Extracted records:

====

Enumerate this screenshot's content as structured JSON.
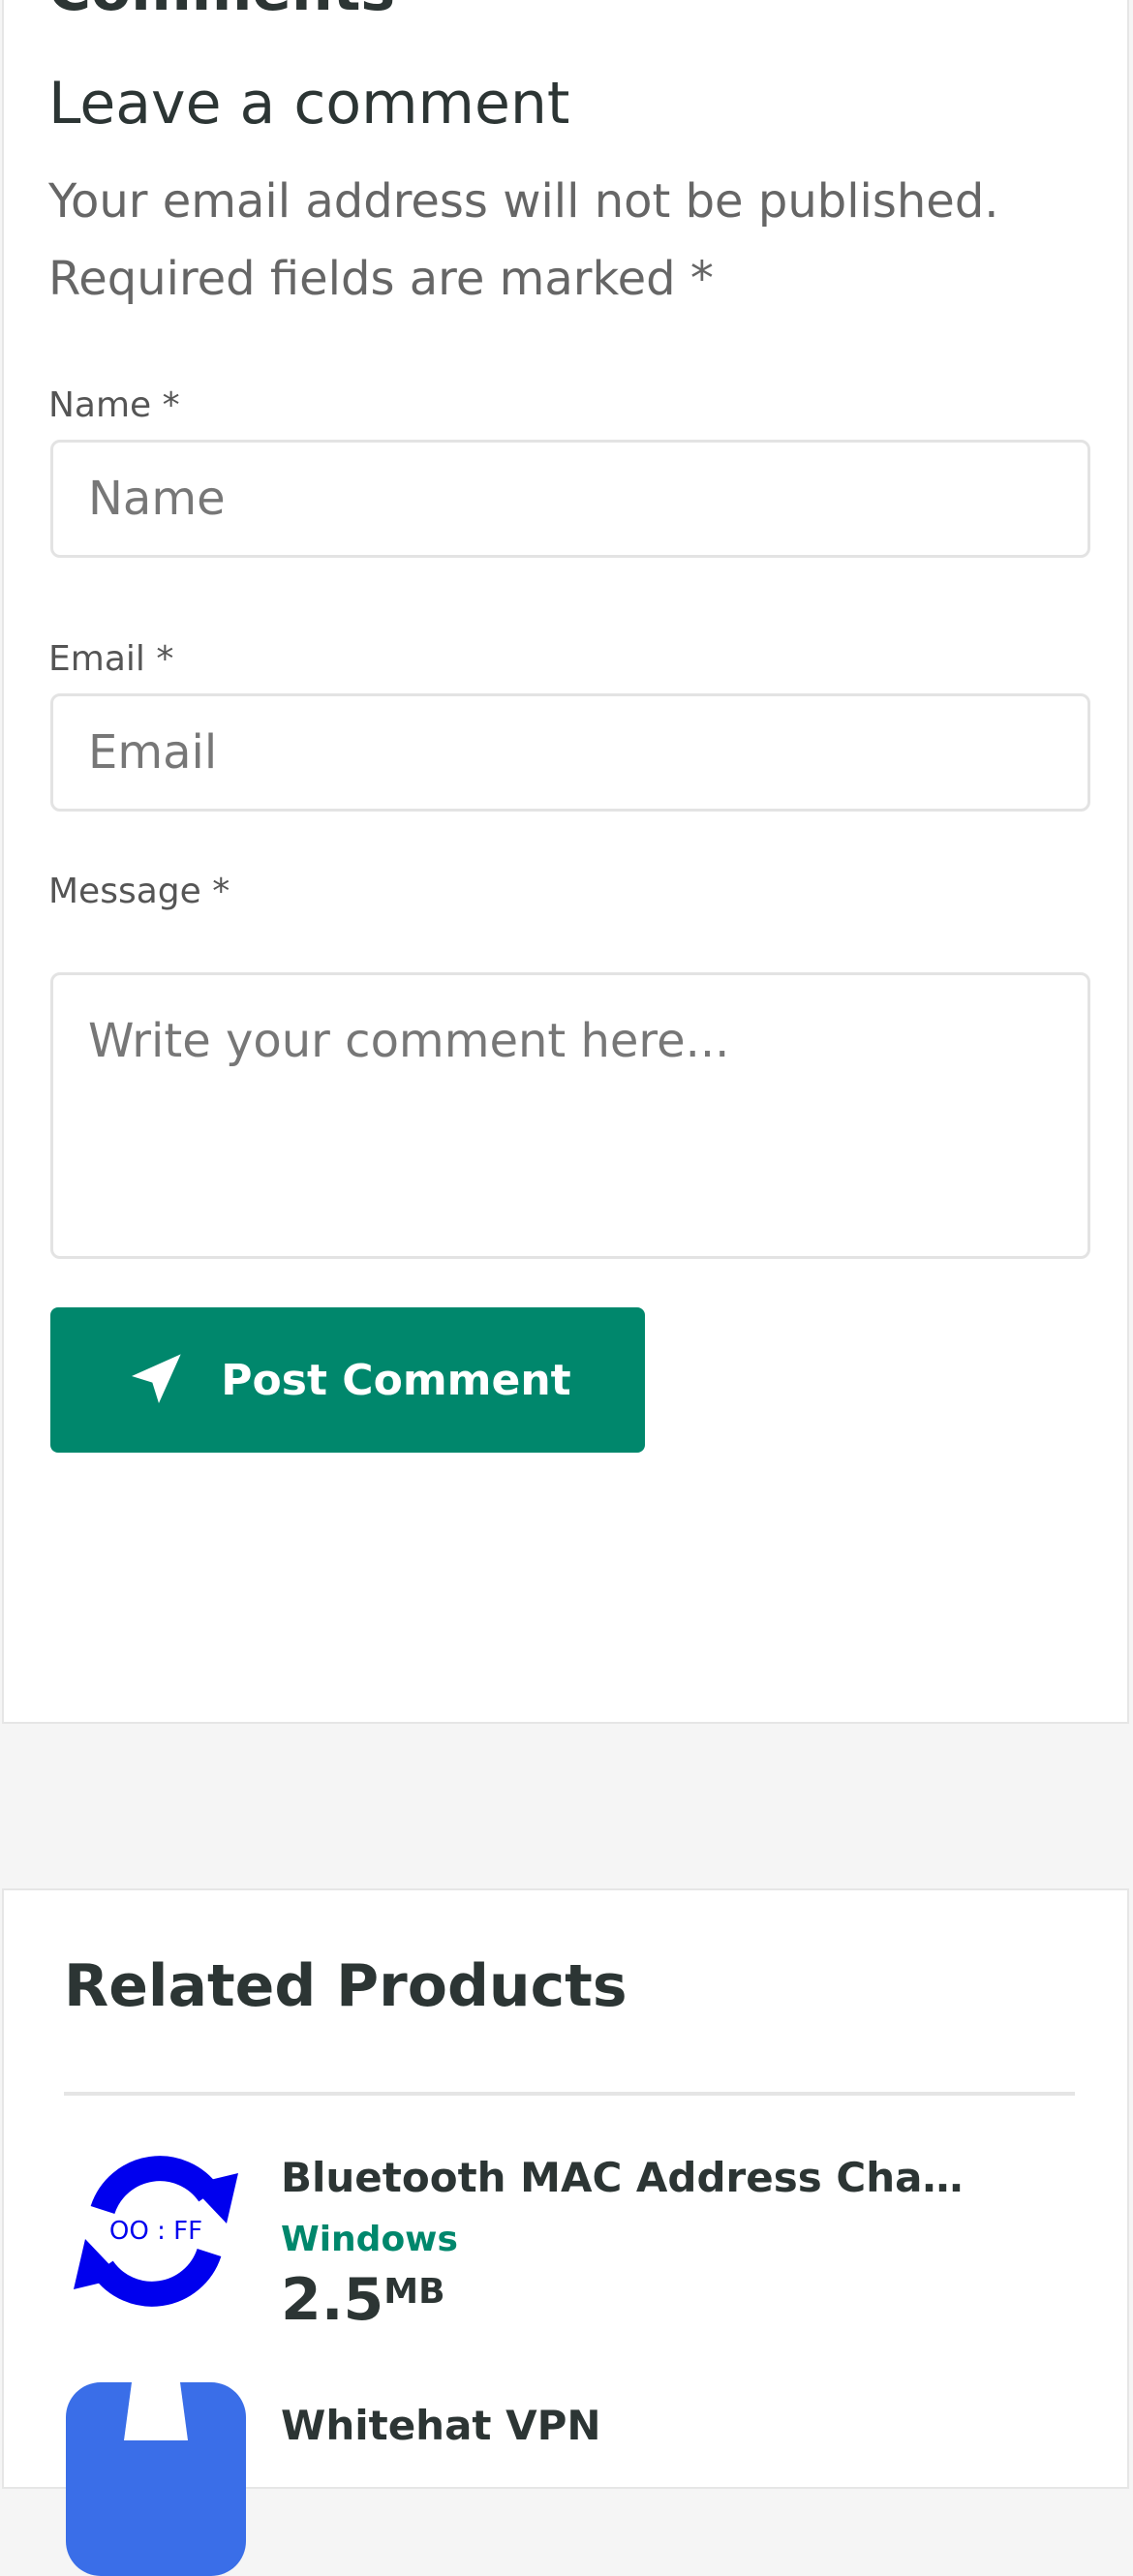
{
  "comments": {
    "heading": "Comments",
    "form_title": "Leave a comment",
    "notice": "Your email address will not be published. Required fields are marked *",
    "name_label": "Name *",
    "name_placeholder": "Name",
    "email_label": "Email *",
    "email_placeholder": "Email",
    "message_label": "Message *",
    "message_placeholder": "Write your comment here...",
    "submit_label": "Post Comment"
  },
  "related": {
    "title": "Related Products",
    "items": [
      {
        "name": "Bluetooth MAC Address Changer",
        "platform": "Windows",
        "size": "2.5",
        "unit": "MB",
        "icon": "refresh-mac-icon",
        "icon_text": "OO : FF"
      },
      {
        "name": "Whitehat VPN",
        "icon": "vpn-icon"
      }
    ]
  },
  "colors": {
    "accent": "#00876c",
    "background": "#f5f5f5",
    "card": "#ffffff",
    "text": "#2c3534",
    "icon_blue": "#0000ee",
    "vpn_blue": "#3a6ee8"
  }
}
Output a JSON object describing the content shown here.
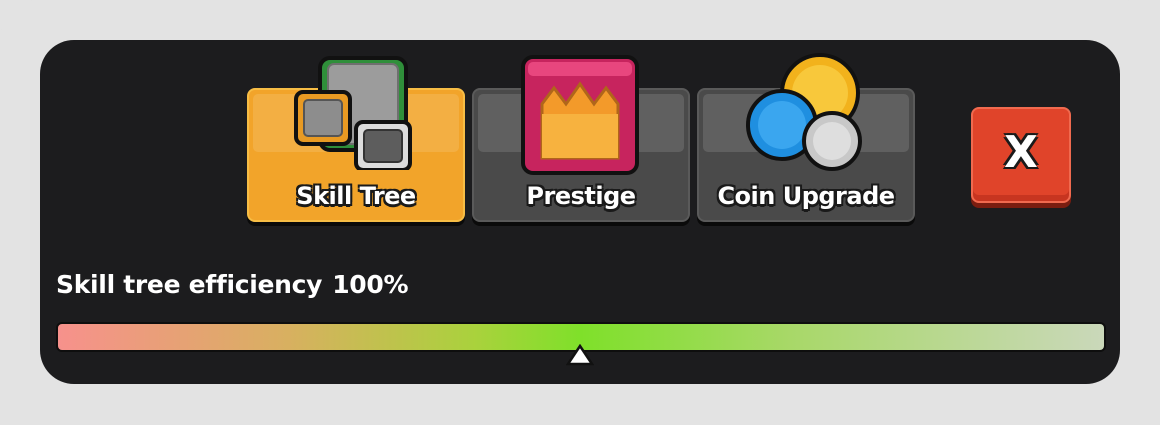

====

*Task directions*:
Reproduce the material word for word, minus the images.

*Solution to this exercise*:
Enumerate this screenshot's content as structured JSON.
{
  "comments": {
    "heading": "Comments",
    "form_title": "Leave a comment",
    "notice": "Your email address will not be published. Required fields are marked *",
    "name_label": "Name *",
    "name_placeholder": "Name",
    "email_label": "Email *",
    "email_placeholder": "Email",
    "message_label": "Message *",
    "message_placeholder": "Write your comment here...",
    "submit_label": "Post Comment"
  },
  "related": {
    "title": "Related Products",
    "items": [
      {
        "name": "Bluetooth MAC Address Changer",
        "platform": "Windows",
        "size": "2.5",
        "unit": "MB",
        "icon": "refresh-mac-icon",
        "icon_text": "OO : FF"
      },
      {
        "name": "Whitehat VPN",
        "icon": "vpn-icon"
      }
    ]
  },
  "colors": {
    "accent": "#00876c",
    "background": "#f5f5f5",
    "card": "#ffffff",
    "text": "#2c3534",
    "icon_blue": "#0000ee",
    "vpn_blue": "#3a6ee8"
  }
}
Output a JSON object describing the content shown here.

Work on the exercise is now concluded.